* [Enunciado de la tarea]
Por favor, transcribe tal cual del fragmento sobre la trayectoria de Kaiser, más abajo, el pasaje que comienza en las palabras "Kaiser siempre ha" y termina después de "no lo hacían.".

Kaiser había sido aceptado para el doctorado en Essex cuando lo contactó Francisco Paoli, entonces subsecretario de Desarrollo Político de la Secretaría de Gobernación y lo invitó al supuesto gran proyecto de la reforma del Estado, de Fox. “Después de organizar foros, consultas y hablar con expertos para modificar más de cincuenta artículos de la Constitución –entre ellos los de reelección, federalismo, jefe de gabinete, tamaño del Congreso y fiscalización–, el jefe de la Oficina de la Presidencia, Ramón Muñoz, se echó para atrás y murió la reforma política”.

Aquello ocurrió en el peor momento. Paoli renunció cuando Kaiser y su mujer esperaban a su primera hija. Un amigo se lo llevó a la PGR de Daniel Cabeza de Vaca. Le consiguió lo que pudo: una chamba inmunda, como secretario particular de un fiscal especial asignado a la Coordinación General de Investigación. Káiser llama a ése su “año oscuro”.

De ese infierno lo rescató Arturo Sánchez, que ya era consejero electoral. En 2006, aprendió una nueva lección: “Las instituciones no se construyen en piedra, sino en papel, y así como se construyen, se destruyen en segundos”. Después pasó a la Secretaría de la Función Pública que encabezaba Germán Martínez, como contralor de la Semarnat. Se estrenó inhabilitando, por 20 años, a Hugo Eric Flores, ahora presidente de Encuentro Social. También fue contralor de la SEP, titular de la Unidad de Auditoría Gubernamental y subsecretario de Compras Gubernamentales.

Kaiser siempre ha tenido un pie en los organismos no gubernamentales. Primero coordinó cursos para la International Anti-Corruption Academy, luego fue invitado por la UNODC (la oficina de la ONU contra la Droga y el Delito, de la que depende la Convención de las Naciones Unidas contra la Corrupción) como asesor y más adelante se incorporó a la Anti-Corruption Academy Initiative, un grupo de 50 académicos que estudian los fenómenos de corrupción.

Fue durante un año director de la Escuela de Gobierno del Tec de Monterrey en Santa Fe y, brevemente también, se adhirió a un despacho para ayudar a los gobiernos estatales a revisar y solventar sus auditorías. Sucedió que los gobernadores no eran buenos clientes. No tenían motivación alguna para corregir las observaciones de las auditorias… porque no les pasaba absolutamente nada si no lo hacían.

Justo cuando se publicó El combate a la corrupción, la gran tarea pendiente en México, el autor se alistó en el grupo de activistas y académicos que empujó la famosa Ley 3de3 y el sistema anticorrupción. El asunto fue catapultado por el escándalo de la 'casa blanca'. “La corrupción se convirtió en un tema que encarecía mucho el no para los políticos”. Juan Pardinas lo contrató para hacer un borrador de la propuesta de la ley federal y el documento definitivo de la iniciativa ciudadana fue escrito a tres manos, con Josefina Cortés y José Roldán. Esa fue intervenida por expertos y organizaciones, entre ellas la Barra Mexicana de Abogados, el Colegio de Contadores, el Tec de Monterrey, el ITAM, la Escuela Libre de Derecho, “todos la leyeron, le hicieron aportaciones y finalmente se la apropiaron”.

* [Extractos de registros]

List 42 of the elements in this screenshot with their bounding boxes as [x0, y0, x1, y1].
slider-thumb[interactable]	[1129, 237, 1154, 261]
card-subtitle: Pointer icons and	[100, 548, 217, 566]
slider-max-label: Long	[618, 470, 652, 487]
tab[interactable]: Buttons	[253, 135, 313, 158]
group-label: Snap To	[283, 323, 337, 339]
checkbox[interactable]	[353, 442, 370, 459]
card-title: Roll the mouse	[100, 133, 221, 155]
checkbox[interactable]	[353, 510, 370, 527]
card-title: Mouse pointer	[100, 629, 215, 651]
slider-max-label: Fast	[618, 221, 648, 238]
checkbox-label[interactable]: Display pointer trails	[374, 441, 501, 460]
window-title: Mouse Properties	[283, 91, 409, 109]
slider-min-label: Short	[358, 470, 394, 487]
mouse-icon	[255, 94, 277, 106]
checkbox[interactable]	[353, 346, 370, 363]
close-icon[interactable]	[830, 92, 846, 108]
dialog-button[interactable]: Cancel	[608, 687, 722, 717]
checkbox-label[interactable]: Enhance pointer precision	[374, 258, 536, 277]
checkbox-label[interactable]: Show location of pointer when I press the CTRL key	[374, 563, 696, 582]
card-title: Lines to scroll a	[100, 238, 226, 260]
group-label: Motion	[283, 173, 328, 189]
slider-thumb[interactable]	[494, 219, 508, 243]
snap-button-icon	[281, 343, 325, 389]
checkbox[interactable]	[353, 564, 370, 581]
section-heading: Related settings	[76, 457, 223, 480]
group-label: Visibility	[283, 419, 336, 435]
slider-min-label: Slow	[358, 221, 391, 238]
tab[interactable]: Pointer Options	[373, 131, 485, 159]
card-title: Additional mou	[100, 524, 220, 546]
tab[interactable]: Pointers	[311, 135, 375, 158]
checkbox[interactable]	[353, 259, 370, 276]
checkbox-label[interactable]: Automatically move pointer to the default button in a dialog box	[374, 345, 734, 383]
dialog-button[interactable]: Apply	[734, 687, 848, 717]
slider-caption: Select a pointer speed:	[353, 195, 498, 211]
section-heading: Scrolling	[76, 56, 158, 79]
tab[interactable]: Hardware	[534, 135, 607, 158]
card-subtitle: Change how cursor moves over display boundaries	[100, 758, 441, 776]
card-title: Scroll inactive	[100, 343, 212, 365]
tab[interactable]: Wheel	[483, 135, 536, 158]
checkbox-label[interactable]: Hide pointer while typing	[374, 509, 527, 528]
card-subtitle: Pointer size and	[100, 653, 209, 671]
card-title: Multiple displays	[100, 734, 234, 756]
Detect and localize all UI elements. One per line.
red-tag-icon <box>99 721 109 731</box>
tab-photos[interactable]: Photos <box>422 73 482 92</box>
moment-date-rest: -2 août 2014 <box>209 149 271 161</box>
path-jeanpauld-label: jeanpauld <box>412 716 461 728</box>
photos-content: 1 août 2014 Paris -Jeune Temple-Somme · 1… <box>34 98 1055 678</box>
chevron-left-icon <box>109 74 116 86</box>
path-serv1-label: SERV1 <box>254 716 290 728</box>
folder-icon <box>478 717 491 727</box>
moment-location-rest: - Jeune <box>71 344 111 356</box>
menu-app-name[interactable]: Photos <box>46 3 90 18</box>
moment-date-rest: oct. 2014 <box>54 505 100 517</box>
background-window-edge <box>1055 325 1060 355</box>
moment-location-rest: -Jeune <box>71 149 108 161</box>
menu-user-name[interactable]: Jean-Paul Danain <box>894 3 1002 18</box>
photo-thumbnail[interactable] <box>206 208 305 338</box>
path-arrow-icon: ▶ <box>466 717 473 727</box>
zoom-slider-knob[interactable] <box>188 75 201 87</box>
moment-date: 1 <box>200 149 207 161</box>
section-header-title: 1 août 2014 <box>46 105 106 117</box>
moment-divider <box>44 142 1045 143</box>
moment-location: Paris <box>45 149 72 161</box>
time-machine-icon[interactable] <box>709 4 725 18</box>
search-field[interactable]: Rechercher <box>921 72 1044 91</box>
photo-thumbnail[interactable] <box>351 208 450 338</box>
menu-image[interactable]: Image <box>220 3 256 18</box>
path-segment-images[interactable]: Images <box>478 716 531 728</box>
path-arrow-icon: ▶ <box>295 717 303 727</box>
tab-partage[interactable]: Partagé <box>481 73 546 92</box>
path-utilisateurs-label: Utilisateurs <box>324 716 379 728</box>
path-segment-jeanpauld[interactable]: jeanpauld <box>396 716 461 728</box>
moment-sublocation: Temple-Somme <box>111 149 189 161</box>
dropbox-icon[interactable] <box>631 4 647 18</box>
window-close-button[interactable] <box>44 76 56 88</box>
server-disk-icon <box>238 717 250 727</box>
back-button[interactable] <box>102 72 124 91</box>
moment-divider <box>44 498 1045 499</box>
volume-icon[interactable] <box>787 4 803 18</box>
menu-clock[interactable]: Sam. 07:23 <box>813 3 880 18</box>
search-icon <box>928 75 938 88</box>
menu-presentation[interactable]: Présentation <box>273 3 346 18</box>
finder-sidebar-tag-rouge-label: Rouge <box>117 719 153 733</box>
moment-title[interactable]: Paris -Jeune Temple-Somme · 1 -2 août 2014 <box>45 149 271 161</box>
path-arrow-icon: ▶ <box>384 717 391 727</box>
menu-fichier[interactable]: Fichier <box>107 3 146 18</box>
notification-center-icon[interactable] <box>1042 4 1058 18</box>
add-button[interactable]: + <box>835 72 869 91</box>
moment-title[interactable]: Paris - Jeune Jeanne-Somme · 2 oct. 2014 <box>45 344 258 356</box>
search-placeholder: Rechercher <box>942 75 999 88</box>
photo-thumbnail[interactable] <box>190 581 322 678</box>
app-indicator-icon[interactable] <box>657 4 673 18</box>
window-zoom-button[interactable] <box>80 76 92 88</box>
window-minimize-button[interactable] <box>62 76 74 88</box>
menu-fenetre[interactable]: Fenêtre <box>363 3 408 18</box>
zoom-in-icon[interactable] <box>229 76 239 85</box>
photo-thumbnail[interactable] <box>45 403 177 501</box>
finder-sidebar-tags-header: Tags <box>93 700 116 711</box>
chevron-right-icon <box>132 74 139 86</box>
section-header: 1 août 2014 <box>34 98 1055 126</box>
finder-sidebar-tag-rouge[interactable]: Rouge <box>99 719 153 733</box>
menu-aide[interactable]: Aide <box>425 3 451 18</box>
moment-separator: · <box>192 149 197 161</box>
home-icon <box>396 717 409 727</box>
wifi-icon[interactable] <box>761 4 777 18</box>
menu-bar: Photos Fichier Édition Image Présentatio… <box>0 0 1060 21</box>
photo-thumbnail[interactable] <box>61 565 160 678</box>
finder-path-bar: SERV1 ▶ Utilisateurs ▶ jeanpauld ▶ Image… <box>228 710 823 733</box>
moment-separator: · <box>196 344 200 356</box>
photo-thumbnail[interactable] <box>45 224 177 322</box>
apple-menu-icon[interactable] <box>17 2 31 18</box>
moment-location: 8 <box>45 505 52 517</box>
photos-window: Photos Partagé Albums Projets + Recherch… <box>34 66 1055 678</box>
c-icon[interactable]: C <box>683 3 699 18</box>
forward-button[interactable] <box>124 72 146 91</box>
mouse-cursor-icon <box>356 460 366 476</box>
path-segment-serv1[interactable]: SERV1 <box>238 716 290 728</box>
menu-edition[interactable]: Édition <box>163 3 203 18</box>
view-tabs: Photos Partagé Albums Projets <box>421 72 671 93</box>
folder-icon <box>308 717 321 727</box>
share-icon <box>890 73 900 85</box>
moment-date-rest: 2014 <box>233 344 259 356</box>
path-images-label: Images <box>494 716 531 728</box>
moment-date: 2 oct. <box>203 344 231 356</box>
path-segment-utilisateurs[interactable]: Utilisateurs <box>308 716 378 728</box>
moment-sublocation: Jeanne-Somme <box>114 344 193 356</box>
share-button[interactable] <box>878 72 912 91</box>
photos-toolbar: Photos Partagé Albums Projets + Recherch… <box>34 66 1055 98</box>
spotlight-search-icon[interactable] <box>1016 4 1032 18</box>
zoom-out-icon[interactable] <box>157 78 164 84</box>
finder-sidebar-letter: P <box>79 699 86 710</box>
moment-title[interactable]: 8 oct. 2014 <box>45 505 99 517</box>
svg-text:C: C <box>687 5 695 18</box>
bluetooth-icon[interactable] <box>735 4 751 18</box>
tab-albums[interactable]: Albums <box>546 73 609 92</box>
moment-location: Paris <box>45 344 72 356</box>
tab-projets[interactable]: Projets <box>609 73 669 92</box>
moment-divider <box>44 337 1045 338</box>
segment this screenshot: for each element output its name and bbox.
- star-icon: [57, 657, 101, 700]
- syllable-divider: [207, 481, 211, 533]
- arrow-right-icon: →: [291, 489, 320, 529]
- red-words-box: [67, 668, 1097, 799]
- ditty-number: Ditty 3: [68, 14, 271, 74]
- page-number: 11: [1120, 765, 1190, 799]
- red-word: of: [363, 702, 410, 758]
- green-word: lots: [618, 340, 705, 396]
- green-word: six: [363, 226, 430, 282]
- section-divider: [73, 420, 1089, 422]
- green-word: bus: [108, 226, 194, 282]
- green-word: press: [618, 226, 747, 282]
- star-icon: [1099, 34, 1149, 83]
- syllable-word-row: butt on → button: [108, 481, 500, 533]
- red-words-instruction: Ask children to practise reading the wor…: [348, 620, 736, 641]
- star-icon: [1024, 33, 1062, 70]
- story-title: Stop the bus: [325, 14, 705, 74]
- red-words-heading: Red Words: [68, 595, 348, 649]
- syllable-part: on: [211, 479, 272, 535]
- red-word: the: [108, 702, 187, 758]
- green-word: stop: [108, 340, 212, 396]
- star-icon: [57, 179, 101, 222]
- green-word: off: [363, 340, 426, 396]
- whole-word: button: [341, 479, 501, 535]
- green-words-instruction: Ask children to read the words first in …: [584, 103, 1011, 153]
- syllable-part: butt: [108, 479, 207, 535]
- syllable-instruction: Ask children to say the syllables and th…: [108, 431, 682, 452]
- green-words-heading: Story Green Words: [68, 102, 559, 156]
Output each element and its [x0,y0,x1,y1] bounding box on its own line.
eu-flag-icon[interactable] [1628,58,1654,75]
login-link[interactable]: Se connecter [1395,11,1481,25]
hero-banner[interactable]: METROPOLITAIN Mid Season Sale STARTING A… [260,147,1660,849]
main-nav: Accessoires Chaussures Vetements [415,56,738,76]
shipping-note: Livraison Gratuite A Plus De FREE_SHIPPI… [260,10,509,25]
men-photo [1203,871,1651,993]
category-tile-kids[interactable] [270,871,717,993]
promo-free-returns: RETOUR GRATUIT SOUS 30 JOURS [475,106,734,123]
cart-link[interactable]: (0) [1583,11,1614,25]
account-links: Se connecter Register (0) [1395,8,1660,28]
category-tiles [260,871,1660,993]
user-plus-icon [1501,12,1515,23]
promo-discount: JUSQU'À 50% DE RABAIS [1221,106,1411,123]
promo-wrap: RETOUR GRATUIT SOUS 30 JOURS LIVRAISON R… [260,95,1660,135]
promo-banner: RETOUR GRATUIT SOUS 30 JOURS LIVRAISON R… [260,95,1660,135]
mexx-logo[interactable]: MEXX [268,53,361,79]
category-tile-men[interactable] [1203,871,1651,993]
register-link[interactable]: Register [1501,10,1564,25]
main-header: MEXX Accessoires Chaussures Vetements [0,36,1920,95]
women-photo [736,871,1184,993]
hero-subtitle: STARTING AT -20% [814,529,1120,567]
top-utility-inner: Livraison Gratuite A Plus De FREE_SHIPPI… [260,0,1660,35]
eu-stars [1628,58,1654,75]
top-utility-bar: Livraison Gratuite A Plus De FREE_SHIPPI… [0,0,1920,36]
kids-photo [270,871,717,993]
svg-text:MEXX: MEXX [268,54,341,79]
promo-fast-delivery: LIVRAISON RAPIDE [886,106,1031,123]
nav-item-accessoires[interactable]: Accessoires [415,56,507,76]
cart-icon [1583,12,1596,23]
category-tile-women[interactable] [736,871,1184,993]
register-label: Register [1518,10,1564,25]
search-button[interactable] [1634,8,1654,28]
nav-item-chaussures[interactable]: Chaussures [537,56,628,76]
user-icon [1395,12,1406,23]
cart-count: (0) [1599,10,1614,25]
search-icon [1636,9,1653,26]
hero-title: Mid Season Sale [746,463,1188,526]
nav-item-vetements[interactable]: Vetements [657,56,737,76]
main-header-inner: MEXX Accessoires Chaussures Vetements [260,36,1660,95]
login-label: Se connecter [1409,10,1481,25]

* [Respuesta a la tarea]
Kaiser siempre ha tenido un pie en los organismos no gubernamentales. Primero coordinó cursos para la International Anti-Corruption Academy, luego fue invitado por la UNODC (la oficina de la ONU contra la Droga y el Delito, de la que depende la Convención de las Naciones Unidas contra la Corrupción) como asesor y más adelante se incorporó a la Anti-Corruption Academy Initiative, un grupo de 50 académicos que estudian los fenómenos de corrupción.

Fue durante un año director de la Escuela de Gobierno del Tec de Monterrey en Santa Fe y, brevemente también, se adhirió a un despacho para ayudar a los gobiernos estatales a revisar y solventar sus auditorías. Sucedió que los gobernadores no eran buenos clientes. No tenían motivación alguna para corregir las observaciones de las auditorias… porque no les pasaba absolutamente nada si no lo hacían.